→ **What the exercise asks**
How many lines below contain the word "start"? Give only the number.

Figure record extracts
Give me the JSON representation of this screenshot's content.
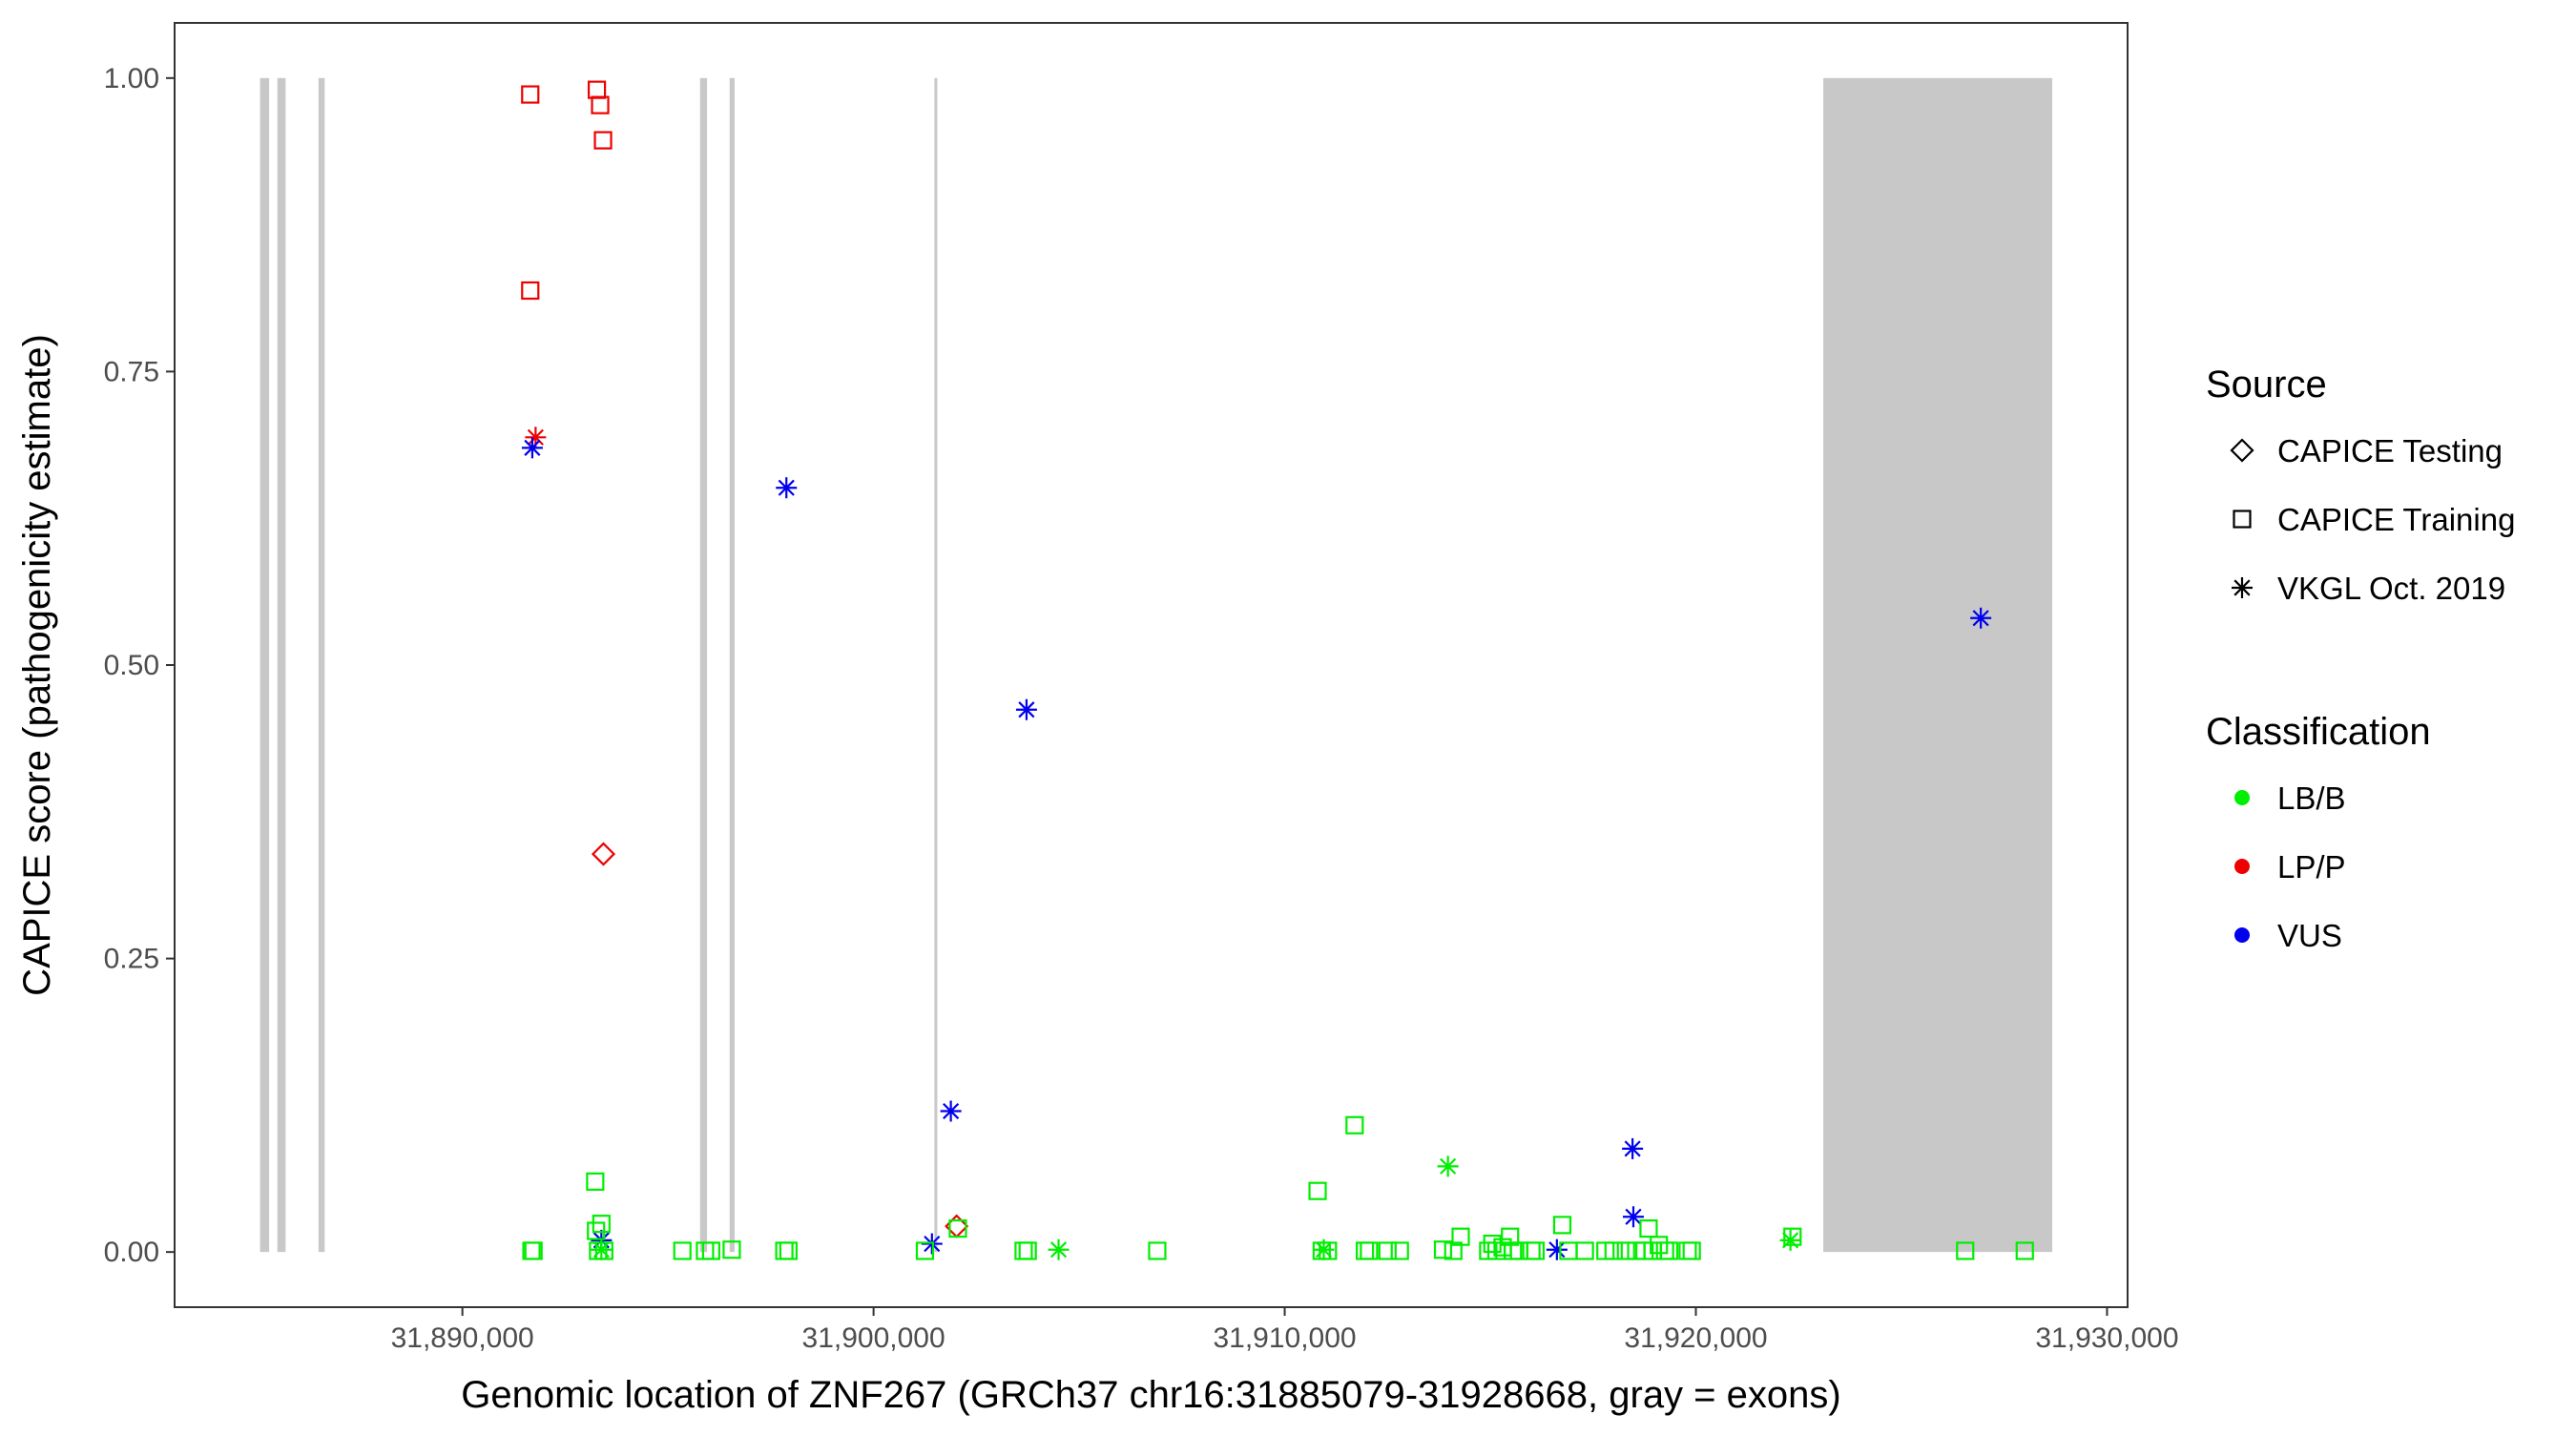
{
  "chart_data": {
    "type": "scatter",
    "title": "",
    "xlabel": "Genomic location of ZNF267 (GRCh37 chr16:31885079-31928668, gray = exons)",
    "ylabel": "CAPICE score (pathogenicity estimate)",
    "xlim": [
      31883000,
      31930500
    ],
    "ylim": [
      -0.047,
      1.047
    ],
    "x_ticks": [
      {
        "value": 31890000,
        "label": "31,890,000"
      },
      {
        "value": 31900000,
        "label": "31,900,000"
      },
      {
        "value": 31910000,
        "label": "31,910,000"
      },
      {
        "value": 31920000,
        "label": "31,920,000"
      },
      {
        "value": 31930000,
        "label": "31,930,000"
      }
    ],
    "y_ticks": [
      {
        "value": 0.0,
        "label": "0.00"
      },
      {
        "value": 0.25,
        "label": "0.25"
      },
      {
        "value": 0.5,
        "label": "0.50"
      },
      {
        "value": 0.75,
        "label": "0.75"
      },
      {
        "value": 1.0,
        "label": "1.00"
      }
    ],
    "grid": false,
    "exons": [
      {
        "start": 31885079,
        "end": 31885300
      },
      {
        "start": 31885500,
        "end": 31885700
      },
      {
        "start": 31886500,
        "end": 31886650
      },
      {
        "start": 31895780,
        "end": 31895950
      },
      {
        "start": 31896500,
        "end": 31896620
      },
      {
        "start": 31901480,
        "end": 31901550
      },
      {
        "start": 31923100,
        "end": 31928668
      }
    ],
    "exon_color": "#c8c8c8",
    "legend": {
      "position": "right",
      "source": {
        "title": "Source",
        "items": [
          {
            "label": "CAPICE Testing",
            "shape": "diamond"
          },
          {
            "label": "CAPICE Training",
            "shape": "square"
          },
          {
            "label": "VKGL Oct. 2019",
            "shape": "asterisk"
          }
        ]
      },
      "classification": {
        "title": "Classification",
        "items": [
          {
            "label": "LB/B",
            "color": "#00ee00"
          },
          {
            "label": "LP/P",
            "color": "#ee0000"
          },
          {
            "label": "VUS",
            "color": "#0000ee"
          }
        ]
      }
    },
    "series": [
      {
        "source": "CAPICE Training",
        "classification": "LP/P",
        "points": [
          [
            31891650,
            0.986
          ],
          [
            31893270,
            0.99
          ],
          [
            31893350,
            0.977
          ],
          [
            31893420,
            0.947
          ],
          [
            31891650,
            0.819
          ]
        ]
      },
      {
        "source": "VKGL Oct. 2019",
        "classification": "LP/P",
        "points": [
          [
            31891780,
            0.694
          ]
        ]
      },
      {
        "source": "CAPICE Testing",
        "classification": "LP/P",
        "points": [
          [
            31893430,
            0.339
          ],
          [
            31902020,
            0.022
          ]
        ]
      },
      {
        "source": "VKGL Oct. 2019",
        "classification": "VUS",
        "points": [
          [
            31891700,
            0.685
          ],
          [
            31897880,
            0.651
          ],
          [
            31903720,
            0.462
          ],
          [
            31926930,
            0.54
          ],
          [
            31901880,
            0.12
          ],
          [
            31918460,
            0.088
          ],
          [
            31918480,
            0.03
          ],
          [
            31901420,
            0.007
          ],
          [
            31893380,
            0.01
          ],
          [
            31916620,
            0.002
          ]
        ]
      },
      {
        "source": "VKGL Oct. 2019",
        "classification": "LB/B",
        "points": [
          [
            31913970,
            0.073
          ],
          [
            31904500,
            0.002
          ],
          [
            31910950,
            0.002
          ],
          [
            31922300,
            0.01
          ],
          [
            31893380,
            0.002
          ]
        ]
      },
      {
        "source": "CAPICE Training",
        "classification": "LB/B",
        "points": [
          [
            31893230,
            0.06
          ],
          [
            31893380,
            0.024
          ],
          [
            31893250,
            0.018
          ],
          [
            31891680,
            0.001
          ],
          [
            31891730,
            0.001
          ],
          [
            31893300,
            0.001
          ],
          [
            31893450,
            0.001
          ],
          [
            31895350,
            0.001
          ],
          [
            31895900,
            0.001
          ],
          [
            31896050,
            0.001
          ],
          [
            31896550,
            0.002
          ],
          [
            31897830,
            0.001
          ],
          [
            31897930,
            0.001
          ],
          [
            31901250,
            0.001
          ],
          [
            31902050,
            0.02
          ],
          [
            31903650,
            0.001
          ],
          [
            31903750,
            0.001
          ],
          [
            31906900,
            0.001
          ],
          [
            31910800,
            0.052
          ],
          [
            31911700,
            0.108
          ],
          [
            31910900,
            0.001
          ],
          [
            31911050,
            0.001
          ],
          [
            31911950,
            0.001
          ],
          [
            31912050,
            0.001
          ],
          [
            31912500,
            0.001
          ],
          [
            31912800,
            0.001
          ],
          [
            31913850,
            0.002
          ],
          [
            31914100,
            0.001
          ],
          [
            31914280,
            0.013
          ],
          [
            31914950,
            0.001
          ],
          [
            31915050,
            0.007
          ],
          [
            31915150,
            0.001
          ],
          [
            31915300,
            0.004
          ],
          [
            31915480,
            0.013
          ],
          [
            31915550,
            0.001
          ],
          [
            31915700,
            0.001
          ],
          [
            31916000,
            0.001
          ],
          [
            31916100,
            0.001
          ],
          [
            31916750,
            0.023
          ],
          [
            31916900,
            0.001
          ],
          [
            31917300,
            0.001
          ],
          [
            31917800,
            0.001
          ],
          [
            31918000,
            0.001
          ],
          [
            31918300,
            0.001
          ],
          [
            31918550,
            0.001
          ],
          [
            31918750,
            0.001
          ],
          [
            31918850,
            0.02
          ],
          [
            31918950,
            0.001
          ],
          [
            31919100,
            0.006
          ],
          [
            31919250,
            0.001
          ],
          [
            31919350,
            0.001
          ],
          [
            31919800,
            0.001
          ],
          [
            31919900,
            0.001
          ],
          [
            31922350,
            0.013
          ],
          [
            31926550,
            0.001
          ],
          [
            31928000,
            0.001
          ]
        ]
      }
    ]
  }
}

→ **Exercise answer**
7